DIRECTIONS:
A) Write out everything in the article about Donald Thompson from "Growing up, Donald" down to "mark on Thompson.", substituting "lollipops" for "Jolly Ranchers".
B) Resume the article about Donald Thompson after its final sentence.

SOURCE:

+++++

How One Football Coach’s Son Is Today Changing The Landscape Of DEI

Donald Thompson is the CEO of The Diversity Movement, headquartered in Raleigh.

Growing up, Donald Thompson was the kid who was selling Jolly Ranchers in fifth grade. The appeal of entrepreneurship had taken hold of him early. 

As a child, Thompson said, it wasn’t necessarily about the money. It was about the choices his own money could provide.

If he relied on an allowance from his parents, he lacked control over how much he could get and what he could do with it. But if he found a way to create his own money, he could do whatever he wanted with it.

Decades later, this childhood lesson has clearly made a mark on Thompson. 

He’s a serial entrepreneur who currently runs The Diversity Movement as its CEO. The Diversity Movement is a DEI-centered tech, training and consulting startup based in Raleigh. At its core, The Diversity Movement is based on the principle that diversity, equity and inclusion should be interwoven into all aspects of a business because it drives greater retention and better team results.

But before Thompson was anywhere close to beginning his longstanding career, he was just a football coach’s son, one who had to navigate the culture shock of childhood moves across Louisiana, Connecticut, Pittsburgh, Kentucky and North Carolina.

With such a transient childhood, Thompson learned how to make friends quickly, notably by joining sports and becoming a part of a team.

“I always knew I didn’t want to be a coach like my dad in that football sense,” Thompson said. “But I knew that being a part of winning teams mattered. And if you have big goals, you couldn’t do them by yourself.”

Ultimately, Thompson did not have the traditional beginning to his career in business. He attended East Carolina University for a few years on a football scholarship, but when he realized he would not be making it into the NFL, he decided to leave to pursue his own entrepreneurial journey.

+++++

Layout dataset entries:
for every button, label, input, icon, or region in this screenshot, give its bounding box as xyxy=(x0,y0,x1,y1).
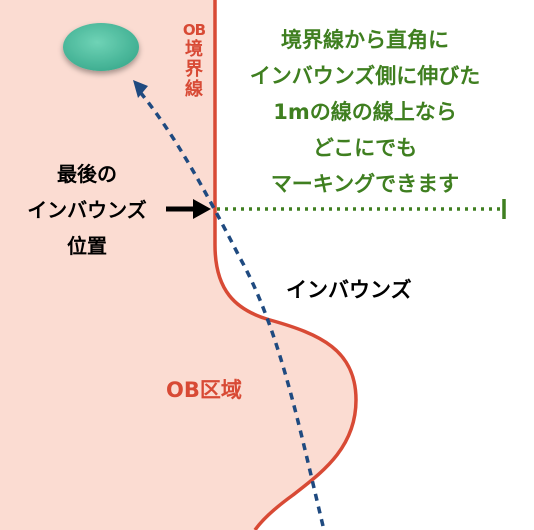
marking-note-line: 1mの線の線上なら xyxy=(273,100,457,124)
ob-boundary-label-char: 線 xyxy=(185,79,203,100)
marking-note-line: マーキングできます xyxy=(270,172,460,196)
ob-boundary-label-char: OB xyxy=(182,21,206,39)
ball-icon xyxy=(63,23,139,71)
ob-boundary-label: OB 境界線 xyxy=(181,20,207,100)
last-position-label-line: 最後の xyxy=(57,162,117,186)
ob-area-label: OB区域 xyxy=(166,378,242,402)
last-position-label-line: 位置 xyxy=(67,234,107,258)
last-position-label-line: インバウンズ xyxy=(27,198,147,222)
marking-note: 境界線から直角に インバウンズ側に伸びた 1mの線の線上なら どこにでも マーキ… xyxy=(210,22,520,202)
diagram-canvas: OB 境界線 境界線から直角に インバウンズ側に伸びた 1mの線の線上なら どこに… xyxy=(0,0,534,530)
ob-boundary-label-part: OB 境界線 xyxy=(181,20,207,100)
marking-note-line: 境界線から直角に xyxy=(281,28,449,52)
last-position-label: 最後の インバウンズ 位置 xyxy=(12,156,162,264)
ob-boundary-label-char: 境 xyxy=(185,39,203,60)
marking-note-line: インバウンズ側に伸びた xyxy=(249,64,481,88)
inbounds-label: インバウンズ xyxy=(286,278,412,302)
ob-boundary-label-char: 界 xyxy=(185,59,203,80)
marking-note-line: どこにでも xyxy=(312,136,418,160)
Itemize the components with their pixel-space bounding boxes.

+++++

PER-TASK ANSWERS:
A)
Growing up, Donald Thompson was the kid who was selling lollipops in fifth grade. The appeal of entrepreneurship had taken hold of him early. 

As a child, Thompson said, it wasn’t necessarily about the money. It was about the choices his own money could provide.

If he relied on an allowance from his parents, he lacked control over how much he could get and what he could do with it. But if he found a way to create his own money, he could do whatever he wanted with it.

Decades later, this childhood lesson has clearly made a mark on Thompson.

B)
The son of a college football coach, Donald Thompson himself played football at East Carolina

“When I came out of school, it was really difficult to make my way in the world without that (college degree),” Thompson said. “That’s one of the things that I wouldn’t trade because it made me super hungry. It made me super tough in terms of how to get in the door when your pedigree wasn’t perfect.”

Thompson’s early jobs ranged from a Dollar General store manager to security roles. But his first professional sales job came at RTP-based Alphatronics (which was later acquired). Thompson said he was able to be successful in sales because hearing a “no” didn’t bother him. He would just keep plugging along to the next potential customer.

After moving to a sales role at iCube, Thompson worked his way up. After iCube was acquired by Adobe Systems, he became the CEO and president of the spinoff services company, growing it from 16 employees to 140 before an exit in 2014.

At around this time, Thompson also invested in a small marketing firm called Walk West, which he helped grow to a multimillion-dollar marketing agency. By 2019, more and more clients had started asking how they could shape their marketing to be more inclusive.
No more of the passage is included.